**Aim**
Identify each line in the items that contains the string "with", and copy those lines. Treat uppercase and lowercase as different.

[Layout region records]
★ ★ ★ ★
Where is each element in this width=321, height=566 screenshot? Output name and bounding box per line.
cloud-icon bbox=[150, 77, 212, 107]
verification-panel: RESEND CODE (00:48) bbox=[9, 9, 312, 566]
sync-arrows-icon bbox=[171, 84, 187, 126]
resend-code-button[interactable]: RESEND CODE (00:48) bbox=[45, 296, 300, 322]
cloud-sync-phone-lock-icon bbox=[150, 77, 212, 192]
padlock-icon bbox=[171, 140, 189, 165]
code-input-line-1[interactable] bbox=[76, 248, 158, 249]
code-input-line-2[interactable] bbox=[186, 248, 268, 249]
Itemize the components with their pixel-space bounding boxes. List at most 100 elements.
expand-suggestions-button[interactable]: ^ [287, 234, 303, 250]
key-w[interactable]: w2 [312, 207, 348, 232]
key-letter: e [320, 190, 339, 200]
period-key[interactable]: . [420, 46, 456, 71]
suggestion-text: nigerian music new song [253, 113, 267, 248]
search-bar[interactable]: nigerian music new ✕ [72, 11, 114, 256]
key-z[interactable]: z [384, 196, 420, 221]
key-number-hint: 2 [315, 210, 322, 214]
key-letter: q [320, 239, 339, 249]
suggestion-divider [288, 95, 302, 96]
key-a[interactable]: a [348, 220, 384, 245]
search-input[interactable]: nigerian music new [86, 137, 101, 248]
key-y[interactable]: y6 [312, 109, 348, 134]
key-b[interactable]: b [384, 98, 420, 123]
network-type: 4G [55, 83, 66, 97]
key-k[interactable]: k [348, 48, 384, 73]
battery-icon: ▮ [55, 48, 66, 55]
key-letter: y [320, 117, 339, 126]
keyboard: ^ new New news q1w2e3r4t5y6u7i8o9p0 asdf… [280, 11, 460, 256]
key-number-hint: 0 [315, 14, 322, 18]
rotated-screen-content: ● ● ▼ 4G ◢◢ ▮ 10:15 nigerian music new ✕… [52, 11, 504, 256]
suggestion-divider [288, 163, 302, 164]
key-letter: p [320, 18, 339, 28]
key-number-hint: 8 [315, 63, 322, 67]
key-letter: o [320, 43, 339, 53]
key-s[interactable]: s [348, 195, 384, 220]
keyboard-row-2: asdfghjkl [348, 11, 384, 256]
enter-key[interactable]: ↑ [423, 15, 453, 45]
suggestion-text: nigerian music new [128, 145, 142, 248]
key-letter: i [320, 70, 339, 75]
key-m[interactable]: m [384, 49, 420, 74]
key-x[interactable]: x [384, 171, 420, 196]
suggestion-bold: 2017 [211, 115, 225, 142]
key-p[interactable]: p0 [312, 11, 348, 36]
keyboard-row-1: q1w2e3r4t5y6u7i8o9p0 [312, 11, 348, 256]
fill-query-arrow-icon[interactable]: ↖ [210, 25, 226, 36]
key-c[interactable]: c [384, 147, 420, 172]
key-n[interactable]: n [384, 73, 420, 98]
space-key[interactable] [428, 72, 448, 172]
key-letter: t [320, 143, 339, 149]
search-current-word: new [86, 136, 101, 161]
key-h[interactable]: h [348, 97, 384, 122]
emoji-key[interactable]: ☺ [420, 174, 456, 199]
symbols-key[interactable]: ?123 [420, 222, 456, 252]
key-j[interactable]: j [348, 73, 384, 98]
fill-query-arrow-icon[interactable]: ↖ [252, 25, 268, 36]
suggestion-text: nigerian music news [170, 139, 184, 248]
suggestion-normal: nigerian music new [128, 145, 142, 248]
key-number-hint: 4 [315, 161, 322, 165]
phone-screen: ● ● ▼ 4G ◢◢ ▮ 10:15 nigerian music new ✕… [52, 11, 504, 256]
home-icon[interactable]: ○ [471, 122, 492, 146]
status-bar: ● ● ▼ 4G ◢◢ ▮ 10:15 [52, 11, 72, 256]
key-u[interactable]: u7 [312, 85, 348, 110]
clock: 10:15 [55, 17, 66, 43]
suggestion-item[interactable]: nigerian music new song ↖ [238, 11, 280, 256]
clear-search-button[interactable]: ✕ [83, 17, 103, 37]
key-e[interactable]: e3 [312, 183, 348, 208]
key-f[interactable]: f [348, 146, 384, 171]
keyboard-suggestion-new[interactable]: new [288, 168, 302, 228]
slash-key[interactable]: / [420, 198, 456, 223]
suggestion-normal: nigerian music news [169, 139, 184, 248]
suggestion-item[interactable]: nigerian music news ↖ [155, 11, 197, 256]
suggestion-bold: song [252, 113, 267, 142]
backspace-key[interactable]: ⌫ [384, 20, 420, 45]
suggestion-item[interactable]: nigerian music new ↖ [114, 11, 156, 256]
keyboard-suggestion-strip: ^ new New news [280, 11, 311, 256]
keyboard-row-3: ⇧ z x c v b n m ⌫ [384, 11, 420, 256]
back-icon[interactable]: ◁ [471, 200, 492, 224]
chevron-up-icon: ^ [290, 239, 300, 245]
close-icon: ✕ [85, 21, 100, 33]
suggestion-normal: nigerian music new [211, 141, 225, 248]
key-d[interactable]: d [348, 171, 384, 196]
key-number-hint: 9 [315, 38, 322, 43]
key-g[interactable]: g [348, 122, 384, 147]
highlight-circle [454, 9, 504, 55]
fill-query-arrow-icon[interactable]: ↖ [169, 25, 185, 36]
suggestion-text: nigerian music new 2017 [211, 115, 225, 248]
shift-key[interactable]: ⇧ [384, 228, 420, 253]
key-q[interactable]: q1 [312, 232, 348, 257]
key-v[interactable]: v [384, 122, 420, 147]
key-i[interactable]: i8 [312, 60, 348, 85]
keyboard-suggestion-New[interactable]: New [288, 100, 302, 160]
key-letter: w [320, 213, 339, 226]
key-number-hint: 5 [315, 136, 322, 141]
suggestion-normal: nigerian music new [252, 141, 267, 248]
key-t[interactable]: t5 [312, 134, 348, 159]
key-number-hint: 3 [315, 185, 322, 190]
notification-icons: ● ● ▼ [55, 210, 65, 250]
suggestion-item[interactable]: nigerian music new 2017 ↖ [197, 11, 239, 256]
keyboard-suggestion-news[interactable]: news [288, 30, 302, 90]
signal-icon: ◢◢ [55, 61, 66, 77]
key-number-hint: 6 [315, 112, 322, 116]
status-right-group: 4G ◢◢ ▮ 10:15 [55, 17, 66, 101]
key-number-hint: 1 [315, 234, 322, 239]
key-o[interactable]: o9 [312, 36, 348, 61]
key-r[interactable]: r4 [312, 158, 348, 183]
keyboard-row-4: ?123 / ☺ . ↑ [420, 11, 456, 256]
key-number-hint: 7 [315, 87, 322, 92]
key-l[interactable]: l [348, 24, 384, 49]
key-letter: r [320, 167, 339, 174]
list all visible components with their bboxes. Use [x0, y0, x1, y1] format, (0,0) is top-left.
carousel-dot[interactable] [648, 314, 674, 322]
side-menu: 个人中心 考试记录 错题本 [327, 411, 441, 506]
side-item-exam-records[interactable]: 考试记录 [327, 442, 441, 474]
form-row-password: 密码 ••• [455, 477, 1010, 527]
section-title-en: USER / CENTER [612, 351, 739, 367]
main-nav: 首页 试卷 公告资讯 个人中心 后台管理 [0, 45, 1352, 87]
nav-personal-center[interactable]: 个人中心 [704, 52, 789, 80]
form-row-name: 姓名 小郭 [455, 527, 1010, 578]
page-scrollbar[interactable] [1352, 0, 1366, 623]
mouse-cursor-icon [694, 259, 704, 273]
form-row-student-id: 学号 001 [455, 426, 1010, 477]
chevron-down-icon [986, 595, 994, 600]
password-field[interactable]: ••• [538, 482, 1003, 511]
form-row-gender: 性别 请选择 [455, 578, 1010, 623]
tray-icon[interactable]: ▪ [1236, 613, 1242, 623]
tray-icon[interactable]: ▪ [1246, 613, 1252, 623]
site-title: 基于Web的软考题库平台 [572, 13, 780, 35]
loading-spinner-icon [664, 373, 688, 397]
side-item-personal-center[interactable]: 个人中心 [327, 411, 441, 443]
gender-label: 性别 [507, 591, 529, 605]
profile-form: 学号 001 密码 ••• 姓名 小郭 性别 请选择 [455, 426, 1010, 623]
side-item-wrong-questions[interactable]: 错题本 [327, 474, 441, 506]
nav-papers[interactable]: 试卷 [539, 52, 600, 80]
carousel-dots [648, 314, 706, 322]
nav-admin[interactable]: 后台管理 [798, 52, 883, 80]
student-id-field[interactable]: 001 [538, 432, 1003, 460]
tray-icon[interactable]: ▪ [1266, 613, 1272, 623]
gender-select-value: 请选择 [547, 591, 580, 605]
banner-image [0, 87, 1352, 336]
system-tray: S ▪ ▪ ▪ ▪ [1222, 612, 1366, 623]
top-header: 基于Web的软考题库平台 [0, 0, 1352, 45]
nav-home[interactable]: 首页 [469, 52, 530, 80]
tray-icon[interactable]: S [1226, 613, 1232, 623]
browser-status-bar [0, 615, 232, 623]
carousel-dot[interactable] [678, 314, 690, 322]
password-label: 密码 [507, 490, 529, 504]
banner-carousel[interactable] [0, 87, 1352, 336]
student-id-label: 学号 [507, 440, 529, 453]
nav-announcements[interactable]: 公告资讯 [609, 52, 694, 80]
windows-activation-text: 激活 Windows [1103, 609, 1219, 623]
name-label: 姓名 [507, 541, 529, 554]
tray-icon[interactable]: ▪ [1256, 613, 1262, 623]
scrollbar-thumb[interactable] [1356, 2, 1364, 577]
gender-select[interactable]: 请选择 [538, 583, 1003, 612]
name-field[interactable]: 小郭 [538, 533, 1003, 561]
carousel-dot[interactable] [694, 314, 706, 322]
★ ★ ★ ★
**Full answer**
Itemize the components with their pixel-space bounding boxes. List at most 100 elements.
list all visible components with their bboxes. Use [x0, y0, x1, y1] format, (0,0) is top-left.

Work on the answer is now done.